Cudney v. Midcontinent Airlines, Inc.

*925BARRETT, C.

On the 6th day of September 1946 Mrs. Dora R. Cudney, then sixty-three years of age, was, for her first trip in an airplane, a passenger on the Midcontinent Airlines’ twenty-one passenger plane. She sat in single seat number twelve on the right-hand side of the plane. The plane was a DC-3 and there were nineteen other passengers, a pilot, a eo-pilot and a stewardess. The flight was from Kansas City to Omaha, 164 miles, normally a fifty-six minute trip. The plane was to have left Kansas City at 3:19 A. M., but there was a short delay and the plane left the airport about 3:23 A. M. It was raining when the plane took off and the weather forecast was high scattered, light thundershowers over a wide area from Kansas City to Omaha. The speed of the plane was 168 air miles an hour, and it was flying below the thundershowers at an altitude of 3000 feet. There was “light turbulence” and the air was “choppy,” and as soon as the plane was aloft the pilot lighted the “Fasten Seat Belts” signal. In the vicinity of Tarkio the plane suddenly dropped, jerked and jolted, and Mrs. Cudney was thrown from her seat, landing across the aisle into the double row seats and onto another passenger. The pilot veered the course of the plane for a minute or two, eight or nine miles, and the plane proceeded on to Omaha without further untoward incident.

To recover damages for her resulting personal injuries Mrs. Cudney instituted this action against the Mideontinent Airlines and the captain or first pilot, Clyde E. Luckhurst. The principal allegation of her petition as to liability was that near Tarkio “by reason of the negligence and carelessness of the defendant corporation, its agents, servants and employees, and defendant Clyde Elmer Luckhurst, said airplane was caused, suffered, allowed and permitted to lurch, jerk and move about and through the air in such a violent and unusual manner as to cause plaintiff to be thrown about and out of her seat and injured * * * that defendant’s airplane was in the sole and exclusive control of the defendants, who possess superior knowledge or superior means of information as to the cause of the occurrence, and that the injury which plaintiff suffered would not ordinarily have happened if those in charge had used due care.” At the close of the plaintiff’s evidence the trial court directed a verdict for the pilot, Luckhurst. At the close of all the evidence Mideontinent Airlines’ liability was hypothesized and submitted to the jury upon the basis of the relationship, passenger and carrier, and the circumstances that in the vicinity of Tarkio “said airplane suddenly and violently, and in a very unusual manner, jerked, lurched and moved through the air,” thereby causing the plaintiff to be thrown from her seat and injured. The jury returned a verdict for the defendant airline company. Upon this appeal Mrs. Cudney claims that the trial court erred in the admission of evidence, in instructing the jury, in the court’s conduct of the trial and in directing a verdict for the pilot Luckhurst. [664] *926The respondent, Midcontinent Airlines, contends that the res ipsa loquitur doctrine is not applicable to the occurrence and attendant circumstances relied upon, and that, upon the whole record, the trial court should have directed a verdict for the airline as well as for its pilot, and that is the essential and meritorious question upon this appeal.

◆ Supplied information

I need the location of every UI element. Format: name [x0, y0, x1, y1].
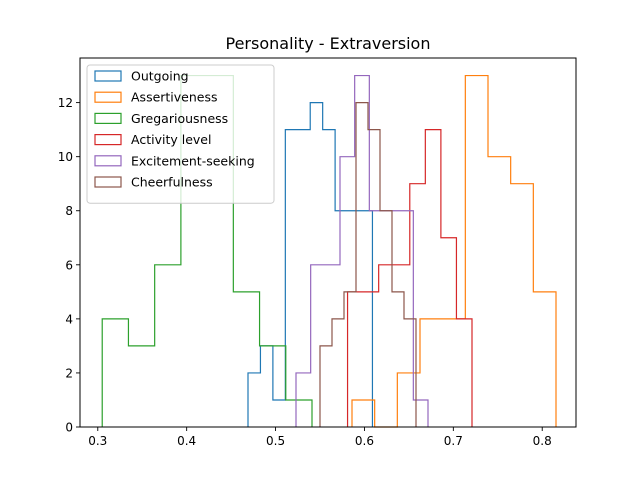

◆ What to do
Write what comes next in the Cudney v. Midcontinent Airlines opinion, picking up after its last sentence. The data has no connection to the court opinion.

◆ Response to the task
Upon the facts the airline’s defense was twofold: first, that Mrs. Cudney was. guilty of contributory negligence in that she failed to heed the warning signal to fasten or keep fastened her safety belt, and, second, that while there was light turbulence and flying was “choppy,” weather conditions and flying were normal and, near Tarkio, the plane hit a downdraft, which neither the company nor the pilot could anticipate or avoid, causing the plane to suddenly drop about 100 feet, an occurrence not encountered every day but one which the pilots said they encountered occasionally, especially in thundershowers.

In addition to the relationship of passenger and carrier and the previously noted circumstances, the evidence upon which the plaintiff relied as establishing, prima facie, her cause of action and the defendants’ liability was this: Mrs. Cudney said that she knew what the seat belts were for and what the warning signal meant and accordingly fastened her seat belt as soon as the plane was in flight and kept- it fastened. She said that plane ride was ‘ ‘ awful bumpy. I thought it was terrible.” She said that she put her thumbs through the safety belt and laid back with her ejres closed, “I thought I am just going to hang on and let her buck.” She was positive that she did not unfasten the seat belt and she does not know how she got out of the belt and was thrown from her seat and across the aisle, “after that terrific down force, or whatever it was that threw me out of my seat” she had a lapse of memory, ‘ I would know something, then it would all fade out; then I would know something and it would fade out again.” The passenger across the aisle upon whom Mrs. Cudney landed was Mrs. Cohen who had ridden commercial airlines for more than twenty years. She said that" in the vicinity of Tarkio ‘' There was a most unusual happening. * * * Something violent took hold of the plane and we seemed to turn completely over; that’s the way it seemed to me; and as we went over with this jolt, that was the most violent thing that ever happened in my life, I thought -that that was the end, * * and the next thing I remember is that something struck me, and when I came to ” it was Mrs. Cudney.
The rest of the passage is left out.